■ **Aim**
Return the records word for word. Any pictures in them are not part of the copy.

[Figure record extracts]
* * *
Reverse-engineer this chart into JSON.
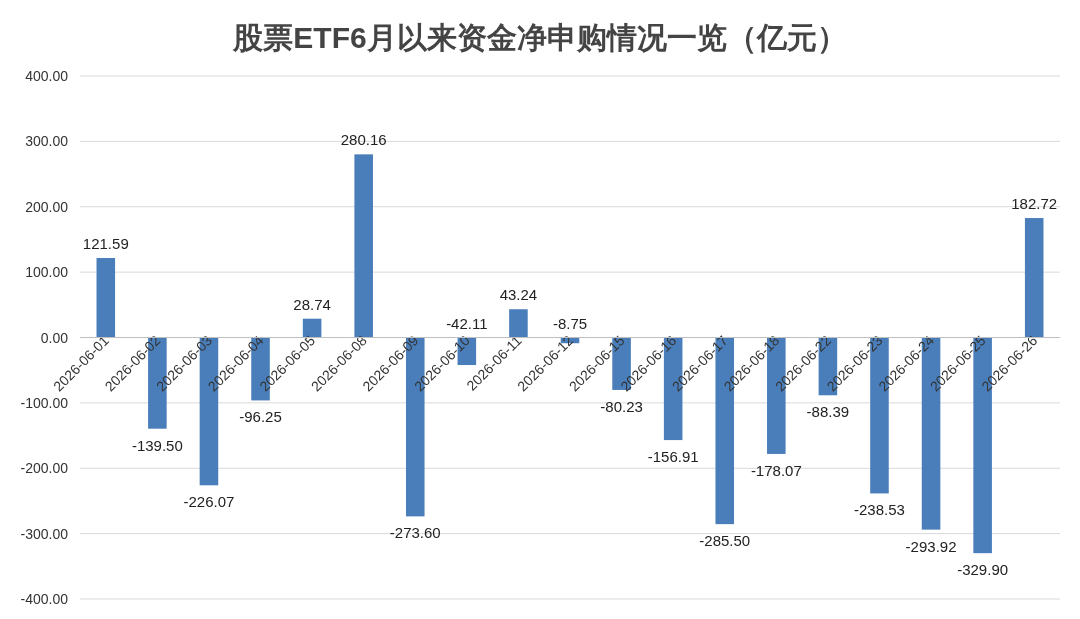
{
  "chart_data": {
    "type": "bar",
    "title": "股票ETF6月以来资金净申购情况一览（亿元）",
    "categories": [
      "2026-06-01",
      "2026-06-02",
      "2026-06-03",
      "2026-06-04",
      "2026-06-05",
      "2026-06-08",
      "2026-06-09",
      "2026-06-10",
      "2026-06-11",
      "2026-06-12",
      "2026-06-15",
      "2026-06-16",
      "2026-06-17",
      "2026-06-18",
      "2026-06-22",
      "2026-06-23",
      "2026-06-24",
      "2026-06-25",
      "2026-06-26"
    ],
    "values": [
      121.59,
      -139.5,
      -226.07,
      -96.25,
      28.74,
      280.16,
      -273.6,
      -42.11,
      43.24,
      -8.75,
      -80.23,
      -156.91,
      -285.5,
      -178.07,
      -88.39,
      -238.53,
      -293.92,
      -329.9,
      182.72
    ],
    "value_labels": [
      "121.59",
      "-139.50",
      "-226.07",
      "-96.25",
      "28.74",
      "280.16",
      "-273.60",
      "-42.11",
      "43.24",
      "-8.75",
      "-80.23",
      "-156.91",
      "-285.50",
      "-178.07",
      "-88.39",
      "-238.53",
      "-293.92",
      "-329.90",
      "182.72"
    ],
    "color": "#4a7ebb",
    "ylim": [
      -400,
      400
    ],
    "yticks": [
      {
        "value": -400,
        "label": "-400.00"
      },
      {
        "value": -300,
        "label": "-300.00"
      },
      {
        "value": -200,
        "label": "-200.00"
      },
      {
        "value": -100,
        "label": "-100.00"
      },
      {
        "value": 0,
        "label": "0.00"
      },
      {
        "value": 100,
        "label": "100.00"
      },
      {
        "value": 200,
        "label": "200.00"
      },
      {
        "value": 300,
        "label": "300.00"
      },
      {
        "value": 400,
        "label": "400.00"
      }
    ],
    "grid": "y"
  }
}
* * *
■ **Result for this exercise**
Reverse-engineer this chart into JSON.
{
  "chart_data": {
    "type": "bar",
    "title": "股票ETF6月以来资金净申购情况一览（亿元）",
    "categories": [
      "2026-06-01",
      "2026-06-02",
      "2026-06-03",
      "2026-06-04",
      "2026-06-05",
      "2026-06-08",
      "2026-06-09",
      "2026-06-10",
      "2026-06-11",
      "2026-06-12",
      "2026-06-15",
      "2026-06-16",
      "2026-06-17",
      "2026-06-18",
      "2026-06-22",
      "2026-06-23",
      "2026-06-24",
      "2026-06-25",
      "2026-06-26"
    ],
    "values": [
      121.59,
      -139.5,
      -226.07,
      -96.25,
      28.74,
      280.16,
      -273.6,
      -42.11,
      43.24,
      -8.75,
      -80.23,
      -156.91,
      -285.5,
      -178.07,
      -88.39,
      -238.53,
      -293.92,
      -329.9,
      182.72
    ],
    "value_labels": [
      "121.59",
      "-139.50",
      "-226.07",
      "-96.25",
      "28.74",
      "280.16",
      "-273.60",
      "-42.11",
      "43.24",
      "-8.75",
      "-80.23",
      "-156.91",
      "-285.50",
      "-178.07",
      "-88.39",
      "-238.53",
      "-293.92",
      "-329.90",
      "182.72"
    ],
    "color": "#4a7ebb",
    "ylim": [
      -400,
      400
    ],
    "yticks": [
      {
        "value": -400,
        "label": "-400.00"
      },
      {
        "value": -300,
        "label": "-300.00"
      },
      {
        "value": -200,
        "label": "-200.00"
      },
      {
        "value": -100,
        "label": "-100.00"
      },
      {
        "value": 0,
        "label": "0.00"
      },
      {
        "value": 100,
        "label": "100.00"
      },
      {
        "value": 200,
        "label": "200.00"
      },
      {
        "value": 300,
        "label": "300.00"
      },
      {
        "value": 400,
        "label": "400.00"
      }
    ],
    "grid": "y"
  }
}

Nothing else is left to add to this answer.